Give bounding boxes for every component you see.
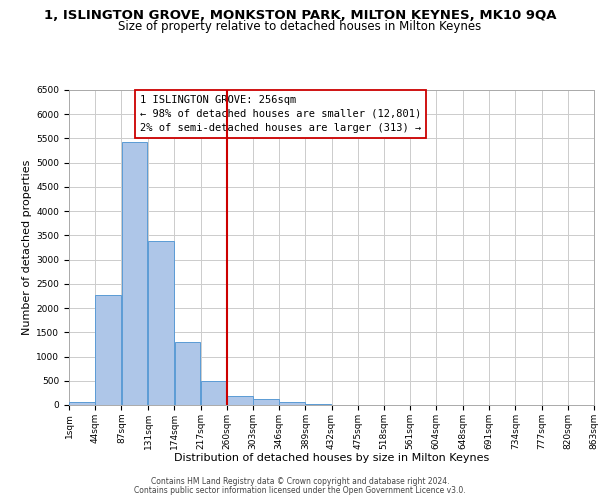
Bar (175, 342, 200, 405)
Bar (253, 399, 279, 405)
Text: Contains HM Land Registry data © Crown copyright and database right 2024.: Contains HM Land Registry data © Crown c… (151, 477, 449, 486)
Text: 1 ISLINGTON GROVE: 256sqm
← 98% of detached houses are smaller (12,801)
2% of se: 1 ISLINGTON GROVE: 256sqm ← 98% of detac… (140, 94, 421, 132)
Bar (201, 382, 227, 405)
Bar (279, 402, 305, 405)
Y-axis label: Number of detached properties: Number of detached properties (22, 160, 32, 335)
Bar (227, 396, 253, 405)
Bar (95, 294, 121, 405)
Text: 1, ISLINGTON GROVE, MONKSTON PARK, MILTON KEYNES, MK10 9QA: 1, ISLINGTON GROVE, MONKSTON PARK, MILTO… (44, 9, 556, 22)
X-axis label: Distribution of detached houses by size in Milton Keynes: Distribution of detached houses by size … (174, 453, 489, 463)
Text: Size of property relative to detached houses in Milton Keynes: Size of property relative to detached ho… (118, 20, 482, 33)
Text: Contains public sector information licensed under the Open Government Licence v3: Contains public sector information licen… (134, 486, 466, 495)
Bar (148, 241, 174, 405)
Bar (122, 142, 148, 405)
Bar (69, 402, 95, 405)
Bar (305, 404, 331, 405)
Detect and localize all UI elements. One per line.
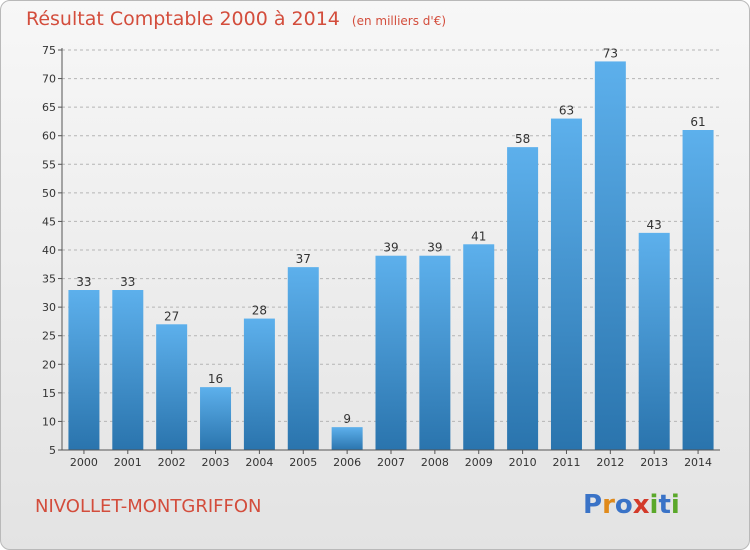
value-label: 9 (343, 412, 351, 426)
logo-letter: t (658, 490, 671, 520)
axes: 5 10 15 20 25 30 35 40 45 50 55 60 65 70 75 2000 2001 200… (42, 44, 720, 469)
y-tick-label: 40 (42, 244, 56, 257)
bar-2005 (287, 267, 319, 450)
bar-2012 (594, 61, 626, 451)
y-tick-label: 35 (42, 273, 56, 286)
value-label: 43 (647, 218, 662, 232)
y-tick-label: 5 (49, 444, 56, 457)
x-tick-label: 2012 (596, 456, 624, 469)
value-label: 27 (164, 309, 179, 323)
x-tick-label: 2002 (158, 456, 186, 469)
value-label: 16 (208, 372, 223, 386)
y-tick-label: 50 (42, 187, 56, 200)
bar-2009 (463, 244, 495, 450)
x-tick-label: 2005 (289, 456, 317, 469)
bar-2010 (507, 147, 539, 450)
bar-2004 (243, 318, 275, 450)
y-tick-label: 45 (42, 215, 56, 228)
bar-2003 (200, 387, 232, 450)
bar-2014 (682, 130, 714, 450)
value-label: 73 (603, 46, 618, 60)
value-label: 61 (690, 115, 705, 129)
value-label: 37 (296, 252, 311, 266)
chart-title-text: Résultat Comptable 2000 à 2014 (26, 8, 340, 30)
y-tick-label: 70 (42, 73, 56, 86)
x-tick-label: 2001 (114, 456, 142, 469)
proxiti-logo: Proxiti (583, 490, 680, 520)
x-tick-label: 2009 (465, 456, 493, 469)
bar-2007 (375, 255, 407, 450)
y-tick-label: 25 (42, 330, 56, 343)
bar-2001 (112, 290, 144, 450)
bar-2000 (68, 290, 100, 450)
value-label: 33 (76, 275, 91, 289)
y-tick-label: 10 (42, 415, 56, 428)
value-label: 28 (252, 304, 267, 318)
y-tick-label: 20 (42, 358, 56, 371)
x-tick-label: 2004 (245, 456, 273, 469)
value-label: 39 (383, 241, 398, 255)
logo-letter: x (632, 490, 650, 520)
x-tick-label: 2010 (509, 456, 537, 469)
y-tick-label: 65 (42, 101, 56, 114)
x-tick-label: 2008 (421, 456, 449, 469)
bar-2008 (419, 255, 451, 450)
chart-title: Résultat Comptable 2000 à 2014 (en millie… (26, 8, 446, 30)
x-tick-label: 2007 (377, 456, 405, 469)
bar-2013 (638, 232, 670, 450)
x-tick-label: 2000 (70, 456, 98, 469)
x-tick-label: 2003 (202, 456, 230, 469)
bars: 33 33 27 16 28 37 9 39 39 41 58 63 73 43 61 (68, 46, 714, 451)
value-label: 63 (559, 104, 574, 118)
y-tick-label: 30 (42, 301, 56, 314)
y-tick-label: 75 (42, 44, 56, 57)
logo-letter: P (583, 490, 603, 520)
commune-name: NIVOLLET-MONTGRIFFON (35, 496, 262, 517)
logo-letter: i (670, 490, 680, 520)
value-label: 33 (120, 275, 135, 289)
x-tick-label: 2014 (684, 456, 712, 469)
value-label: 41 (471, 229, 486, 243)
y-tick-label: 60 (42, 130, 56, 143)
x-tick-label: 2011 (552, 456, 580, 469)
value-label: 58 (515, 132, 530, 146)
logo-letter: o (614, 490, 633, 520)
bar-2011 (550, 118, 582, 451)
logo-letter: i (649, 490, 659, 520)
y-tick-label: 15 (42, 387, 56, 400)
bar-2002 (156, 324, 188, 450)
value-label: 39 (427, 241, 442, 255)
bar-2006 (331, 427, 363, 450)
logo-letter: r (602, 490, 615, 520)
chart-subtitle: (en milliers d'€) (351, 14, 447, 28)
x-tick-label: 2013 (640, 456, 668, 469)
y-tick-label: 55 (42, 158, 56, 171)
x-tick-label: 2006 (333, 456, 361, 469)
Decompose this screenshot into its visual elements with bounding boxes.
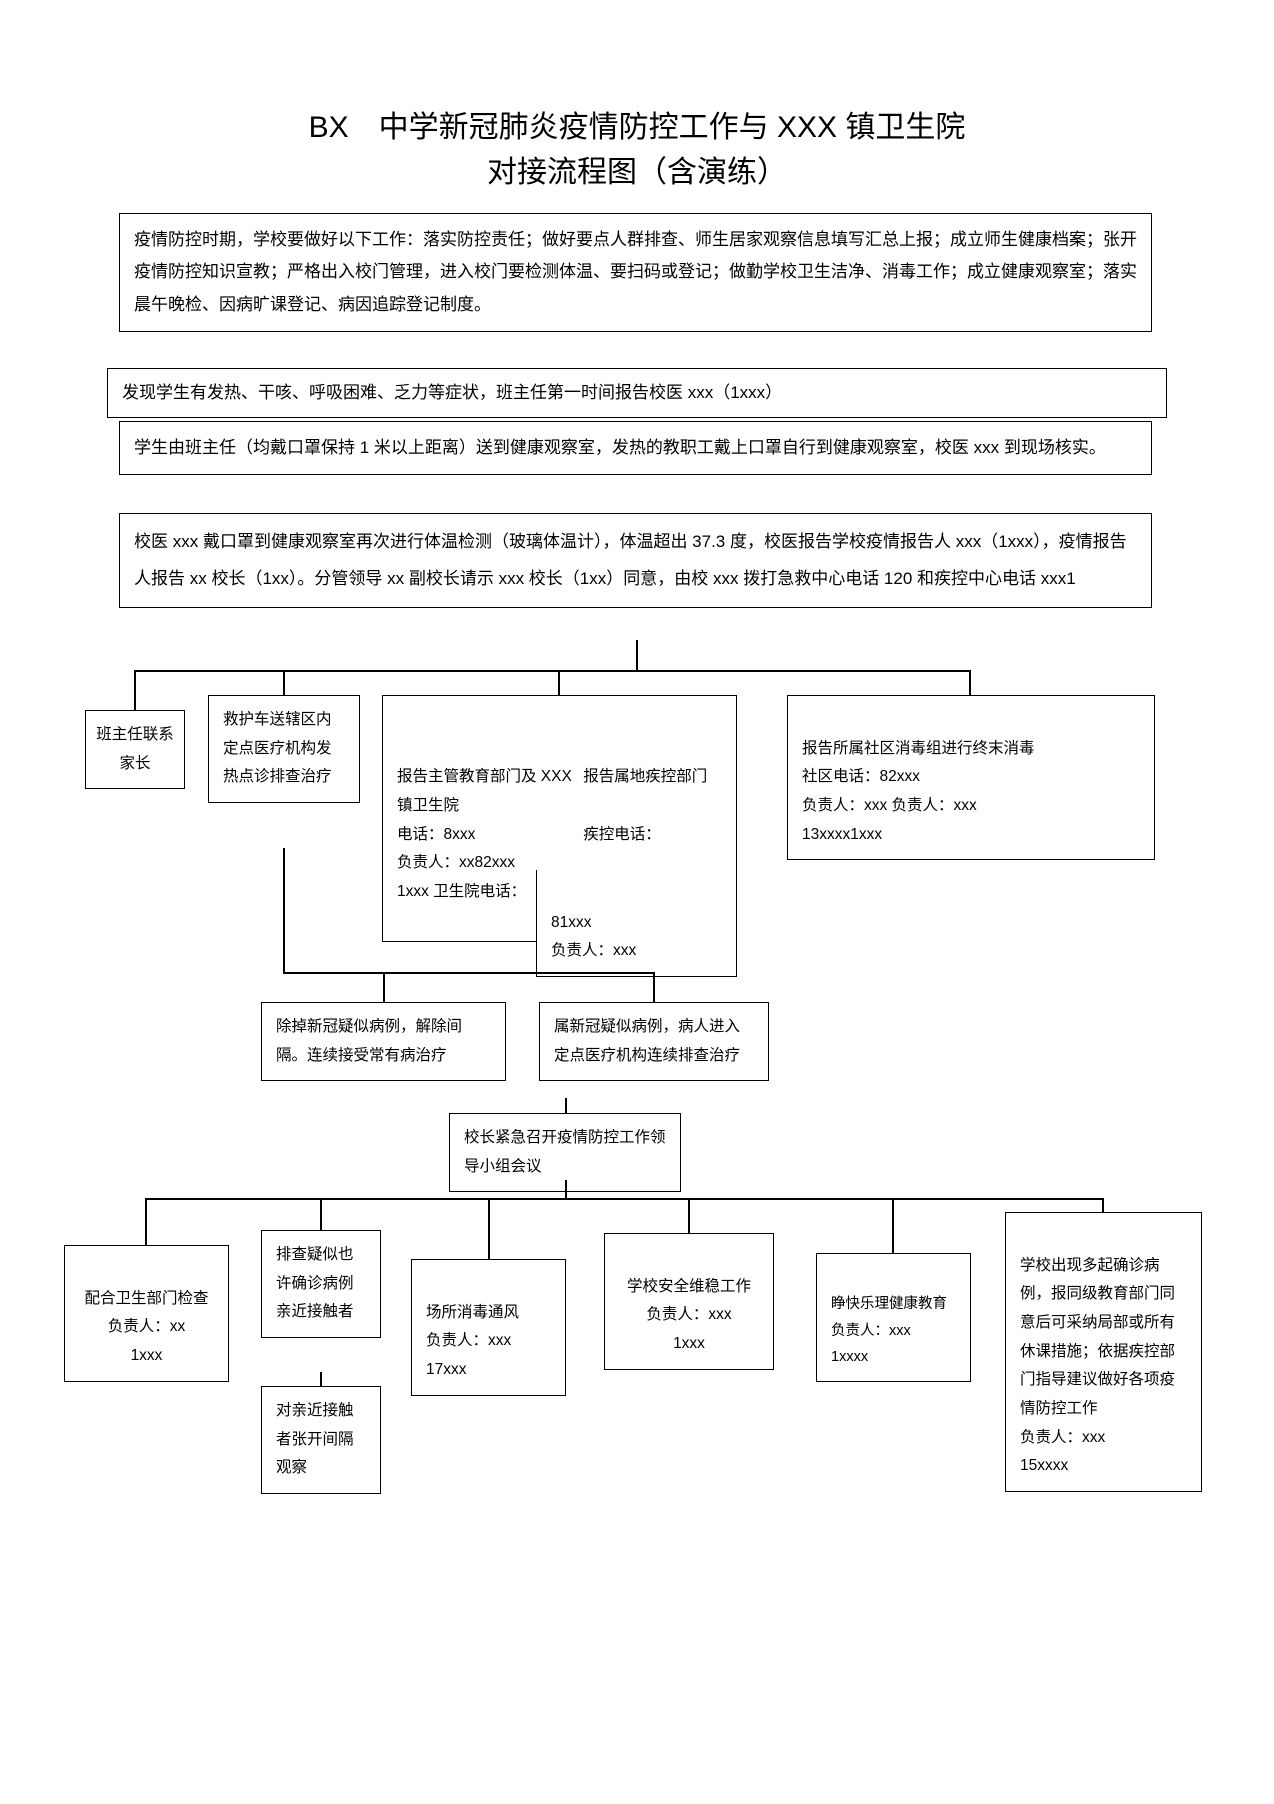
connector bbox=[558, 670, 560, 695]
box-f1: 配合卫生部门检查 负责人：xx 1xxx bbox=[64, 1245, 229, 1382]
box-intro-text: 疫情防控时期，学校要做好以下工作：落实防控责任；做好要点人群排查、师生居家观察信… bbox=[134, 230, 1137, 314]
box-principal-meeting-text: 校长紧急召开疫情防控工作领导小组会议 bbox=[464, 1129, 666, 1175]
connector bbox=[283, 670, 285, 695]
connector bbox=[145, 1198, 1103, 1200]
box-contact-parent: 班主任联系家长 bbox=[85, 710, 185, 789]
box-not-suspected-text: 除掉新冠疑似病例，解除间隔。连续接受常有病治疗 bbox=[276, 1018, 462, 1064]
box-f6-text: 学校出现多起确诊病例，报同级教育部门同意后可采纳局部或所有休课措施；依据疾控部门… bbox=[1020, 1257, 1175, 1475]
diagram-title: BX 中学新冠肺炎疫情防控工作与 XXX 镇卫生院 对接流程图（含演练） bbox=[0, 0, 1274, 195]
box-not-suspected: 除掉新冠疑似病例，解除间隔。连续接受常有病治疗 bbox=[261, 1002, 506, 1081]
box-f1-text: 配合卫生部门检查 负责人：xx 1xxx bbox=[84, 1290, 208, 1364]
connector bbox=[320, 1198, 322, 1230]
box-temp-check-text: 校医 xxx 戴口罩到健康观察室再次进行体温检测（玻璃体温计），体温超出 37.… bbox=[134, 532, 1127, 588]
connector bbox=[892, 1198, 894, 1253]
connector bbox=[565, 1098, 567, 1113]
connector bbox=[565, 1180, 567, 1198]
box-f6: 学校出现多起确诊病例，报同级教育部门同意后可采纳局部或所有休课措施；依据疾控部门… bbox=[1005, 1212, 1202, 1492]
connector bbox=[653, 972, 655, 1002]
box-f2b: 对亲近接触者张开间隔观察 bbox=[261, 1386, 381, 1494]
connector bbox=[134, 670, 136, 710]
connector bbox=[1102, 1198, 1104, 1212]
box-hospital-phone: 81xxx 负责人：xxx bbox=[536, 870, 737, 977]
box-suspected: 属新冠疑似病例，病人进入定点医疗机构连续排查治疗 bbox=[539, 1002, 769, 1081]
box-ambulance: 救护车送辖区内定点医疗机构发热点诊排查治疗 bbox=[208, 695, 360, 803]
connector bbox=[488, 1198, 490, 1259]
connector bbox=[283, 848, 285, 972]
connector bbox=[283, 972, 654, 974]
box-send-observation: 学生由班主任（均戴口罩保持 1 米以上距离）送到健康观察室，发热的教职工戴上口罩… bbox=[119, 421, 1152, 475]
title-line-2: 对接流程图（含演练） bbox=[487, 156, 787, 189]
box-ambulance-text: 救护车送辖区内定点医疗机构发热点诊排查治疗 bbox=[223, 711, 332, 785]
col-cdc-text: 报告属地疾控部门 疾控电话： bbox=[583, 768, 707, 842]
connector bbox=[636, 640, 638, 670]
box-community-disinfect: 报告所属社区消毒组进行终末消毒 社区电话：82xxx 负责人：xxx 负责人：x… bbox=[787, 695, 1155, 860]
box-contact-parent-text: 班主任联系家长 bbox=[96, 726, 174, 772]
box-f3-text: 场所消毒通风 负责人：xxx 17xxx bbox=[426, 1304, 519, 1378]
connector bbox=[134, 670, 970, 672]
box-report-doctor-text: 发现学生有发热、干咳、呼吸困难、乏力等症状，班主任第一时间报告校医 xxx（1x… bbox=[122, 383, 782, 402]
box-f4: 学校安全维稳工作 负责人：xxx 1xxx bbox=[604, 1233, 774, 1370]
box-f2: 排查疑似也许确诊病例亲近接触者 bbox=[261, 1230, 381, 1338]
box-f4-text: 学校安全维稳工作 负责人：xxx 1xxx bbox=[627, 1278, 751, 1352]
box-f5-text: 睁快乐理健康教育 负责人：xxx 1xxxx bbox=[831, 1296, 947, 1366]
box-send-observation-text: 学生由班主任（均戴口罩保持 1 米以上距离）送到健康观察室，发热的教职工戴上口罩… bbox=[134, 438, 1106, 457]
box-temp-check: 校医 xxx 戴口罩到健康观察室再次进行体温检测（玻璃体温计），体温超出 37.… bbox=[119, 513, 1152, 608]
connector bbox=[320, 1372, 322, 1386]
box-intro: 疫情防控时期，学校要做好以下工作：落实防控责任；做好要点人群排查、师生居家观察信… bbox=[119, 213, 1152, 332]
box-f5: 睁快乐理健康教育 负责人：xxx 1xxxx bbox=[816, 1253, 971, 1382]
box-report-doctor: 发现学生有发热、干咳、呼吸困难、乏力等症状，班主任第一时间报告校医 xxx（1x… bbox=[107, 368, 1167, 418]
box-suspected-text: 属新冠疑似病例，病人进入定点医疗机构连续排查治疗 bbox=[554, 1018, 740, 1064]
connector bbox=[383, 972, 385, 1002]
box-hospital-phone-text: 81xxx 负责人：xxx bbox=[551, 914, 636, 960]
connector bbox=[688, 1198, 690, 1233]
box-f2-text: 排查疑似也许确诊病例亲近接触者 bbox=[276, 1246, 354, 1320]
connector bbox=[145, 1198, 147, 1245]
connector bbox=[969, 670, 971, 695]
title-line-1: BX 中学新冠肺炎疫情防控工作与 XXX 镇卫生院 bbox=[309, 111, 966, 144]
box-community-disinfect-text: 报告所属社区消毒组进行终末消毒 社区电话：82xxx 负责人：xxx 负责人：x… bbox=[802, 740, 1035, 843]
box-f2b-text: 对亲近接触者张开间隔观察 bbox=[276, 1402, 354, 1476]
box-f3: 场所消毒通风 负责人：xxx 17xxx bbox=[411, 1259, 566, 1396]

#### Task instructions:
Reproduce the lines of the records verbatim, starting at the line containing "Bar (175, 342, 200, 405)" and ending at the line containing "Text: 1, ISLINGTON", with both of those lines included.

#### Final result:
Bar (175, 342, 200, 405)
Bar (253, 399, 279, 405)
Text: Contains HM Land Registry data © Crown copyright and database right 2024.: Contains HM Land Registry data © Crown c… (151, 477, 449, 486)
Text: 1 ISLINGTON GROVE: 256sqm
← 98% of detached houses are smaller (12,801)
2% of se: 1 ISLINGTON GROVE: 256sqm ← 98% of detac… (140, 94, 421, 132)
Bar (201, 382, 227, 405)
Bar (279, 402, 305, 405)
Y-axis label: Number of detached properties: Number of detached properties (22, 160, 32, 335)
Bar (227, 396, 253, 405)
Bar (95, 294, 121, 405)
Text: 1, ISLINGTON GROVE, MONKSTON PARK, MILTON KEYNES, MK10 9QA: 1, ISLINGTON GROVE, MONKSTON PARK, MILTO… (44, 9, 556, 22)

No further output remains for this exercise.